■ Given task
In the records that follow, locate every line with "MONTH" and extract it.

■ Recorded information
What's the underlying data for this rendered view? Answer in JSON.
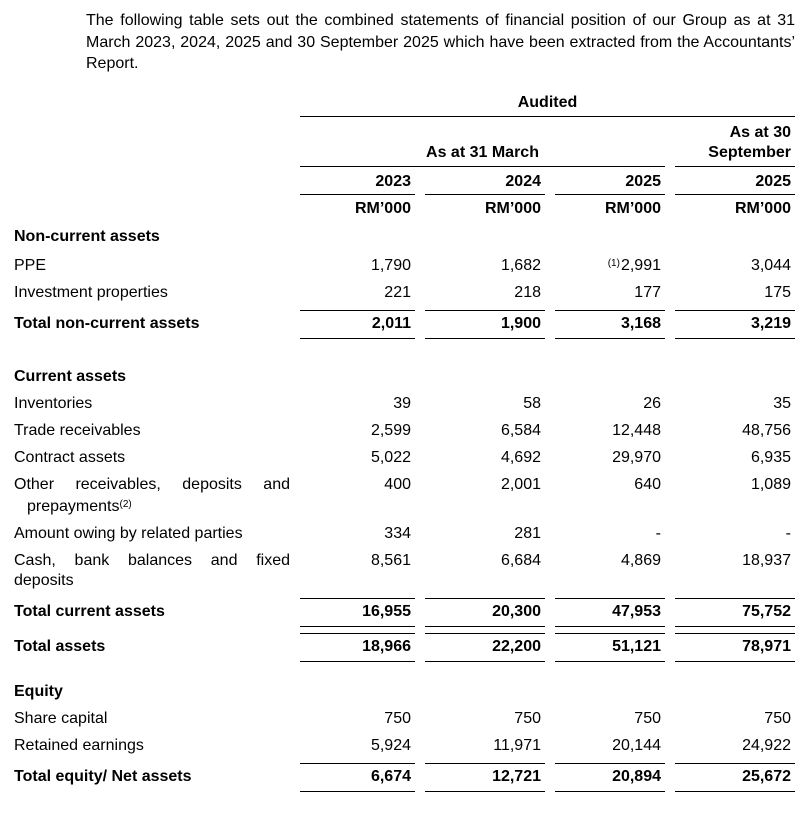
{
  "colors": {
    "text": "#000000",
    "background": "#ffffff",
    "rule": "#000000"
  },
  "intro": "The following table sets out the combined statements of financial position of our Group as at 31 March 2023, 2024, 2025 and 30 September 2025 which have been extracted from the Accountants’ Report.",
  "header": {
    "audited": "Audited",
    "march_group": "As at 31 March",
    "sep_group": "As at 30 September",
    "year_2023": "2023",
    "year_2024": "2024",
    "year_2025": "2025",
    "year_sep_2025": "2025",
    "unit": "RM’000"
  },
  "sections": {
    "non_current": {
      "title": "Non-current assets",
      "ppe": {
        "label": "PPE",
        "v1": "1,790",
        "v2": "1,682",
        "v3_note": "(1)",
        "v3": "2,991",
        "v4": "3,044"
      },
      "investment_properties": {
        "label": "Investment properties",
        "v1": "221",
        "v2": "218",
        "v3": "177",
        "v4": "175"
      },
      "total": {
        "label": "Total non-current assets",
        "v1": "2,011",
        "v2": "1,900",
        "v3": "3,168",
        "v4": "3,219"
      }
    },
    "current": {
      "title": "Current assets",
      "inventories": {
        "label": "Inventories",
        "v1": "39",
        "v2": "58",
        "v3": "26",
        "v4": "35"
      },
      "trade_receivables": {
        "label": "Trade receivables",
        "v1": "2,599",
        "v2": "6,584",
        "v3": "12,448",
        "v4": "48,756"
      },
      "contract_assets": {
        "label": "Contract assets",
        "v1": "5,022",
        "v2": "4,692",
        "v3": "29,970",
        "v4": "6,935"
      },
      "other_receivables": {
        "label_line1": "Other receivables, deposits and",
        "label_line2": "prepayments",
        "label_note": "(2)",
        "v1": "400",
        "v2": "2,001",
        "v3": "640",
        "v4": "1,089"
      },
      "related_parties": {
        "label": "Amount owing by related parties",
        "v1": "334",
        "v2": "281",
        "v3": "-",
        "v4": "-"
      },
      "cash": {
        "label_line1": "Cash, bank balances and fixed",
        "label_line2": "deposits",
        "v1": "8,561",
        "v2": "6,684",
        "v3": "4,869",
        "v4": "18,937"
      },
      "total": {
        "label": "Total current assets",
        "v1": "16,955",
        "v2": "20,300",
        "v3": "47,953",
        "v4": "75,752"
      }
    },
    "total_assets": {
      "label": "Total assets",
      "v1": "18,966",
      "v2": "22,200",
      "v3": "51,121",
      "v4": "78,971"
    },
    "equity": {
      "title": "Equity",
      "share_capital": {
        "label": "Share capital",
        "v1": "750",
        "v2": "750",
        "v3": "750",
        "v4": "750"
      },
      "retained_earnings": {
        "label": "Retained earnings",
        "v1": "5,924",
        "v2": "11,971",
        "v3": "20,144",
        "v4": "24,922"
      },
      "total": {
        "label": "Total equity/ Net assets",
        "v1": "6,674",
        "v2": "12,721",
        "v3": "20,894",
        "v4": "25,672"
      }
    }
  }
}
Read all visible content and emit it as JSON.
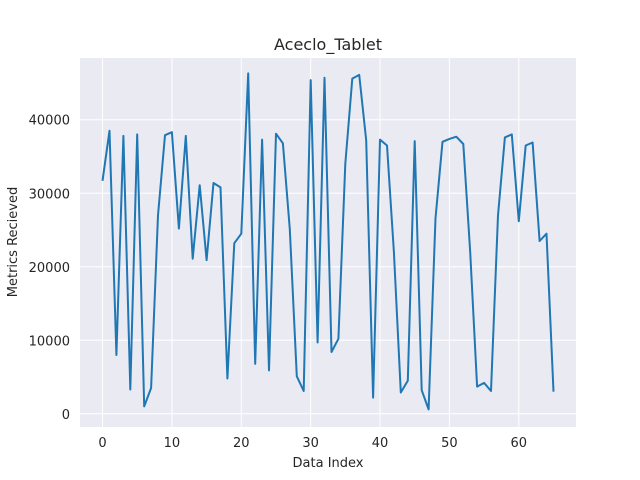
{
  "chart_data": {
    "type": "line",
    "title": "Aceclo_Tablet",
    "xlabel": "Data Index",
    "ylabel": "Metrics Recieved",
    "xlim": [
      -3.25,
      68.25
    ],
    "ylim": [
      -1800,
      48400
    ],
    "xticks": [
      0,
      10,
      20,
      30,
      40,
      50,
      60
    ],
    "yticks": [
      0,
      10000,
      20000,
      30000,
      40000
    ],
    "grid": true,
    "colors": {
      "background": "#eaeaf2",
      "grid": "#ffffff",
      "line": "#1f77b4"
    },
    "series": [
      {
        "x": [
          0,
          1,
          2,
          3,
          4,
          5,
          6,
          7,
          8,
          9,
          10,
          11,
          12,
          13,
          14,
          15,
          16,
          17,
          18,
          19,
          20,
          21,
          22,
          23,
          24,
          25,
          26,
          27,
          28,
          29,
          30,
          31,
          32,
          33,
          34,
          35,
          36,
          37,
          38,
          39,
          40,
          41,
          42,
          43,
          44,
          45,
          46,
          47,
          48,
          49,
          50,
          51,
          52,
          53,
          54,
          55,
          56,
          57,
          58,
          59,
          60,
          61,
          62,
          63,
          64,
          65
        ],
        "y": [
          31700,
          38500,
          8000,
          37800,
          3300,
          38000,
          1000,
          3500,
          27000,
          37900,
          38300,
          25200,
          37800,
          21100,
          31100,
          20900,
          31400,
          30800,
          4800,
          23200,
          24500,
          46300,
          6800,
          37300,
          5900,
          38100,
          36800,
          25100,
          5100,
          3100,
          45400,
          9700,
          45700,
          8400,
          10200,
          34000,
          45600,
          46100,
          37200,
          2200,
          37300,
          36500,
          22000,
          2900,
          4500,
          37100,
          3200,
          600,
          26600,
          37000,
          37400,
          37700,
          36700,
          22000,
          3700,
          4200,
          3100,
          27000,
          37600,
          38000,
          26200,
          36500,
          36900,
          23500,
          24500,
          3000
        ]
      }
    ]
  }
}
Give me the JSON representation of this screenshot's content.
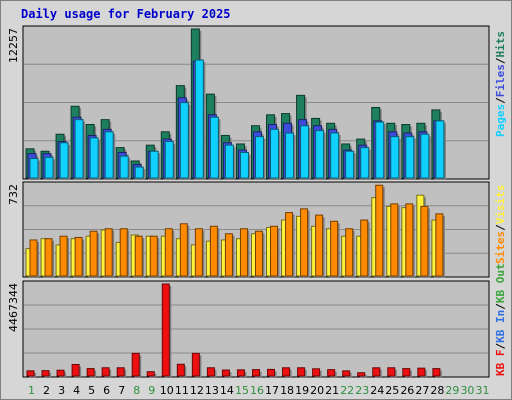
{
  "title": "Daily usage for February 2025",
  "colors": {
    "background": "#d6d6d6",
    "plot": "#c0c0c0",
    "title": "#0000cc",
    "hits": "#1e7f5f",
    "files": "#3d4ddb",
    "pages": "#10d0ff",
    "visits": "#fff23c",
    "sites": "#ff8a00",
    "kbin": "#2f6fdf",
    "kbout": "#3aa53a",
    "kbf": "#ee1010",
    "day_normal": "#2f8f3f",
    "day_weekend": "#2f8f3f",
    "day_future": "#2f8f3f"
  },
  "chart_data": [
    {
      "type": "bar",
      "name": "pages-files-hits",
      "ylim": [
        0,
        12257
      ],
      "y_tick_label": "12257",
      "legend": [
        "Pages",
        "Files",
        "Hits"
      ],
      "legend_separator": "/",
      "categories": [
        "1",
        "2",
        "3",
        "4",
        "5",
        "6",
        "7",
        "8",
        "9",
        "10",
        "11",
        "12",
        "13",
        "14",
        "15",
        "16",
        "17",
        "18",
        "19",
        "20",
        "21",
        "22",
        "23",
        "24",
        "25",
        "26",
        "27",
        "28",
        "29",
        "30",
        "31"
      ],
      "series": [
        {
          "name": "Hits",
          "values": [
            2400,
            2200,
            3600,
            5900,
            4400,
            4800,
            2500,
            1400,
            2700,
            3800,
            7600,
            12257,
            6900,
            3500,
            2800,
            4300,
            5200,
            5300,
            6800,
            4900,
            4500,
            2800,
            3200,
            5800,
            4500,
            4400,
            4500,
            5600,
            0,
            0,
            0
          ]
        },
        {
          "name": "Files",
          "values": [
            2000,
            2000,
            3000,
            5000,
            3500,
            4000,
            2100,
            1100,
            2200,
            3200,
            6600,
            9600,
            5200,
            2900,
            2300,
            3800,
            4400,
            4500,
            4800,
            4300,
            4000,
            2300,
            2700,
            4700,
            3800,
            3700,
            3800,
            4700,
            0,
            0,
            0
          ]
        },
        {
          "name": "Pages",
          "values": [
            1600,
            1700,
            2900,
            4800,
            3300,
            3800,
            1800,
            900,
            2200,
            3000,
            6200,
            9700,
            5000,
            2700,
            2100,
            3400,
            4000,
            3700,
            4300,
            3900,
            3700,
            2200,
            2500,
            4600,
            3400,
            3400,
            3600,
            4700,
            0,
            0,
            0
          ]
        }
      ]
    },
    {
      "type": "bar",
      "name": "visits-sites",
      "ylim": [
        0,
        732
      ],
      "y_tick_label": "732",
      "legend": [
        "Sites",
        "Visits"
      ],
      "legend_separator": "/",
      "categories": [
        "1",
        "2",
        "3",
        "4",
        "5",
        "6",
        "7",
        "8",
        "9",
        "10",
        "11",
        "12",
        "13",
        "14",
        "15",
        "16",
        "17",
        "18",
        "19",
        "20",
        "21",
        "22",
        "23",
        "24",
        "25",
        "26",
        "27",
        "28",
        "29",
        "30",
        "31"
      ],
      "series": [
        {
          "name": "Visits",
          "values": [
            220,
            300,
            250,
            300,
            320,
            370,
            270,
            330,
            320,
            320,
            300,
            250,
            280,
            290,
            300,
            340,
            390,
            450,
            480,
            400,
            380,
            320,
            320,
            630,
            560,
            550,
            650,
            450,
            0,
            0,
            0
          ]
        },
        {
          "name": "Sites",
          "values": [
            290,
            300,
            320,
            310,
            360,
            380,
            380,
            320,
            320,
            380,
            420,
            380,
            400,
            340,
            380,
            360,
            400,
            510,
            540,
            490,
            440,
            380,
            450,
            730,
            580,
            580,
            560,
            500,
            0,
            0,
            0
          ]
        }
      ]
    },
    {
      "type": "bar",
      "name": "kbytes",
      "ylim": [
        0,
        4467344
      ],
      "y_tick_label": "4467344",
      "legend": [
        "KB F",
        "KB In",
        "KB Out"
      ],
      "legend_separator": "/",
      "categories": [
        "1",
        "2",
        "3",
        "4",
        "5",
        "6",
        "7",
        "8",
        "9",
        "10",
        "11",
        "12",
        "13",
        "14",
        "15",
        "16",
        "17",
        "18",
        "19",
        "20",
        "21",
        "22",
        "23",
        "24",
        "25",
        "26",
        "27",
        "28",
        "29",
        "30",
        "31"
      ],
      "series": [
        {
          "name": "KB F",
          "values": [
            250000,
            260000,
            280000,
            560000,
            360000,
            400000,
            400000,
            1100000,
            210000,
            4467344,
            570000,
            1100000,
            400000,
            290000,
            300000,
            310000,
            320000,
            400000,
            400000,
            350000,
            310000,
            250000,
            160000,
            400000,
            400000,
            360000,
            380000,
            360000,
            0,
            0,
            0
          ]
        }
      ]
    }
  ],
  "x_axis": {
    "days": [
      "1",
      "2",
      "3",
      "4",
      "5",
      "6",
      "7",
      "8",
      "9",
      "10",
      "11",
      "12",
      "13",
      "14",
      "15",
      "16",
      "17",
      "18",
      "19",
      "20",
      "21",
      "22",
      "23",
      "24",
      "25",
      "26",
      "27",
      "28",
      "29",
      "30",
      "31"
    ],
    "weekend": [
      1,
      8,
      9,
      15,
      16,
      22,
      23
    ],
    "future": [
      29,
      30,
      31
    ]
  }
}
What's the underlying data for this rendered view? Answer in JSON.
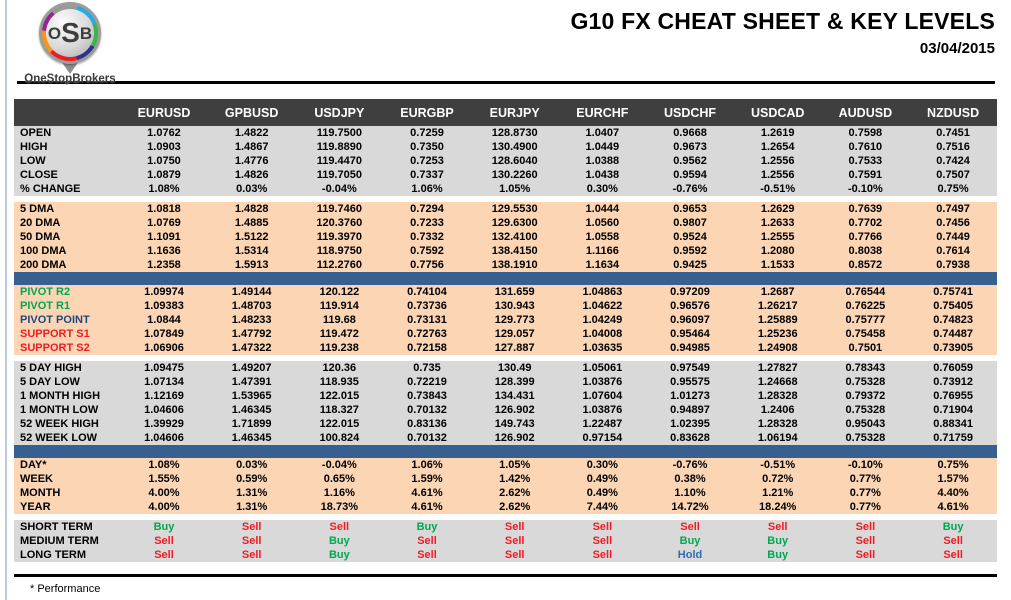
{
  "logo": {
    "abbr": "OSB",
    "name": "OneStopBrokers"
  },
  "header": {
    "title": "G10 FX CHEAT SHEET & KEY LEVELS",
    "date": "03/04/2015"
  },
  "colors": {
    "header_bg": "#3F3F3F",
    "row_gray": "#D9D9D9",
    "row_peach": "#FBD5B4",
    "divider_blue": "#376091",
    "buy_green": "#00A651",
    "sell_red": "#EE1C25",
    "hold_blue": "#2E6DB4",
    "pivot_navy": "#1F497D",
    "left_accent": "#b9cade"
  },
  "table": {
    "columns": [
      "EURUSD",
      "GPBUSD",
      "USDJPY",
      "EURGBP",
      "EURJPY",
      "EURCHF",
      "USDCHF",
      "USDCAD",
      "AUDUSD",
      "NZDUSD"
    ],
    "sections": [
      {
        "name": "ohlc",
        "bg": "gray",
        "rows": [
          {
            "label": "OPEN",
            "values": [
              "1.0762",
              "1.4822",
              "119.7500",
              "0.7259",
              "128.8730",
              "1.0407",
              "0.9668",
              "1.2619",
              "0.7598",
              "0.7451"
            ]
          },
          {
            "label": "HIGH",
            "values": [
              "1.0903",
              "1.4867",
              "119.8890",
              "0.7350",
              "130.4900",
              "1.0449",
              "0.9673",
              "1.2654",
              "0.7610",
              "0.7516"
            ]
          },
          {
            "label": "LOW",
            "values": [
              "1.0750",
              "1.4776",
              "119.4470",
              "0.7253",
              "128.6040",
              "1.0388",
              "0.9562",
              "1.2556",
              "0.7533",
              "0.7424"
            ]
          },
          {
            "label": "CLOSE",
            "values": [
              "1.0879",
              "1.4826",
              "119.7050",
              "0.7337",
              "130.2260",
              "1.0438",
              "0.9594",
              "1.2556",
              "0.7591",
              "0.7507"
            ]
          },
          {
            "label": "% CHANGE",
            "values": [
              "1.08%",
              "0.03%",
              "-0.04%",
              "1.06%",
              "1.05%",
              "0.30%",
              "-0.76%",
              "-0.51%",
              "-0.10%",
              "0.75%"
            ]
          }
        ]
      },
      {
        "name": "dma",
        "bg": "peach",
        "gap_before": true,
        "rows": [
          {
            "label": "5 DMA",
            "values": [
              "1.0818",
              "1.4828",
              "119.7460",
              "0.7294",
              "129.5530",
              "1.0444",
              "0.9653",
              "1.2629",
              "0.7639",
              "0.7497"
            ]
          },
          {
            "label": "20 DMA",
            "values": [
              "1.0769",
              "1.4885",
              "120.3760",
              "0.7233",
              "129.6300",
              "1.0560",
              "0.9807",
              "1.2633",
              "0.7702",
              "0.7456"
            ]
          },
          {
            "label": "50 DMA",
            "values": [
              "1.1091",
              "1.5122",
              "119.3970",
              "0.7332",
              "132.4100",
              "1.0558",
              "0.9524",
              "1.2555",
              "0.7766",
              "0.7449"
            ]
          },
          {
            "label": "100 DMA",
            "values": [
              "1.1636",
              "1.5314",
              "118.9750",
              "0.7592",
              "138.4150",
              "1.1166",
              "0.9592",
              "1.2080",
              "0.8038",
              "0.7614"
            ]
          },
          {
            "label": "200 DMA",
            "values": [
              "1.2358",
              "1.5913",
              "112.2760",
              "0.7756",
              "138.1910",
              "1.1634",
              "0.9425",
              "1.1533",
              "0.8572",
              "0.7938"
            ]
          }
        ]
      },
      {
        "name": "pivots",
        "bg": "peach",
        "divider_before": true,
        "rows": [
          {
            "label": "PIVOT R2",
            "color": "green",
            "values": [
              "1.09974",
              "1.49144",
              "120.122",
              "0.74104",
              "131.659",
              "1.04863",
              "0.97209",
              "1.2687",
              "0.76544",
              "0.75741"
            ]
          },
          {
            "label": "PIVOT R1",
            "color": "green",
            "values": [
              "1.09383",
              "1.48703",
              "119.914",
              "0.73736",
              "130.943",
              "1.04622",
              "0.96576",
              "1.26217",
              "0.76225",
              "0.75405"
            ]
          },
          {
            "label": "PIVOT POINT",
            "color": "navy",
            "values": [
              "1.0844",
              "1.48233",
              "119.68",
              "0.73131",
              "129.773",
              "1.04249",
              "0.96097",
              "1.25889",
              "0.75777",
              "0.74823"
            ]
          },
          {
            "label": "SUPPORT S1",
            "color": "red",
            "values": [
              "1.07849",
              "1.47792",
              "119.472",
              "0.72763",
              "129.057",
              "1.04008",
              "0.95464",
              "1.25236",
              "0.75458",
              "0.74487"
            ]
          },
          {
            "label": "SUPPORT S2",
            "color": "red",
            "values": [
              "1.06906",
              "1.47322",
              "119.238",
              "0.72158",
              "127.887",
              "1.03635",
              "0.94985",
              "1.24908",
              "0.7501",
              "0.73905"
            ]
          }
        ]
      },
      {
        "name": "ranges",
        "bg": "gray",
        "gap_before": true,
        "rows": [
          {
            "label": "5 DAY HIGH",
            "values": [
              "1.09475",
              "1.49207",
              "120.36",
              "0.735",
              "130.49",
              "1.05061",
              "0.97549",
              "1.27827",
              "0.78343",
              "0.76059"
            ]
          },
          {
            "label": "5 DAY LOW",
            "values": [
              "1.07134",
              "1.47391",
              "118.935",
              "0.72219",
              "128.399",
              "1.03876",
              "0.95575",
              "1.24668",
              "0.75328",
              "0.73912"
            ]
          },
          {
            "label": "1 MONTH HIGH",
            "values": [
              "1.12169",
              "1.53965",
              "122.015",
              "0.73843",
              "134.431",
              "1.07604",
              "1.01273",
              "1.28328",
              "0.79372",
              "0.76955"
            ]
          },
          {
            "label": "1 MONTH LOW",
            "values": [
              "1.04606",
              "1.46345",
              "118.327",
              "0.70132",
              "126.902",
              "1.03876",
              "0.94897",
              "1.2406",
              "0.75328",
              "0.71904"
            ]
          },
          {
            "label": "52 WEEK HIGH",
            "values": [
              "1.39929",
              "1.71899",
              "122.015",
              "0.83136",
              "149.743",
              "1.22487",
              "1.02395",
              "1.28328",
              "0.95043",
              "0.88341"
            ]
          },
          {
            "label": "52 WEEK LOW",
            "values": [
              "1.04606",
              "1.46345",
              "100.824",
              "0.70132",
              "126.902",
              "0.97154",
              "0.83628",
              "1.06194",
              "0.75328",
              "0.71759"
            ]
          }
        ]
      },
      {
        "name": "performance",
        "bg": "peach",
        "divider_before": true,
        "rows": [
          {
            "label": "DAY*",
            "values": [
              "1.08%",
              "0.03%",
              "-0.04%",
              "1.06%",
              "1.05%",
              "0.30%",
              "-0.76%",
              "-0.51%",
              "-0.10%",
              "0.75%"
            ]
          },
          {
            "label": "WEEK",
            "values": [
              "1.55%",
              "0.59%",
              "0.65%",
              "1.59%",
              "1.42%",
              "0.49%",
              "0.38%",
              "0.72%",
              "0.77%",
              "1.57%"
            ]
          },
          {
            "label": "MONTH",
            "values": [
              "4.00%",
              "1.31%",
              "1.16%",
              "4.61%",
              "2.62%",
              "0.49%",
              "1.10%",
              "1.21%",
              "0.77%",
              "4.40%"
            ]
          },
          {
            "label": "YEAR",
            "values": [
              "4.00%",
              "1.31%",
              "18.73%",
              "4.61%",
              "2.62%",
              "7.44%",
              "14.72%",
              "18.24%",
              "0.77%",
              "4.61%"
            ]
          }
        ]
      },
      {
        "name": "signals",
        "bg": "gray",
        "gap_before": true,
        "rows": [
          {
            "label": "SHORT TERM",
            "values": [
              "Buy",
              "Sell",
              "Sell",
              "Buy",
              "Sell",
              "Sell",
              "Sell",
              "Sell",
              "Sell",
              "Buy"
            ]
          },
          {
            "label": "MEDIUM TERM",
            "values": [
              "Sell",
              "Sell",
              "Buy",
              "Sell",
              "Sell",
              "Sell",
              "Buy",
              "Buy",
              "Sell",
              "Sell"
            ]
          },
          {
            "label": "LONG TERM",
            "values": [
              "Sell",
              "Sell",
              "Buy",
              "Sell",
              "Sell",
              "Sell",
              "Hold",
              "Buy",
              "Sell",
              "Sell"
            ]
          }
        ]
      }
    ]
  },
  "footnote": "* Performance"
}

■ Output for this exercise
            "label": "1 MONTH HIGH",
            "label": "1 MONTH LOW",
            "label": "MONTH",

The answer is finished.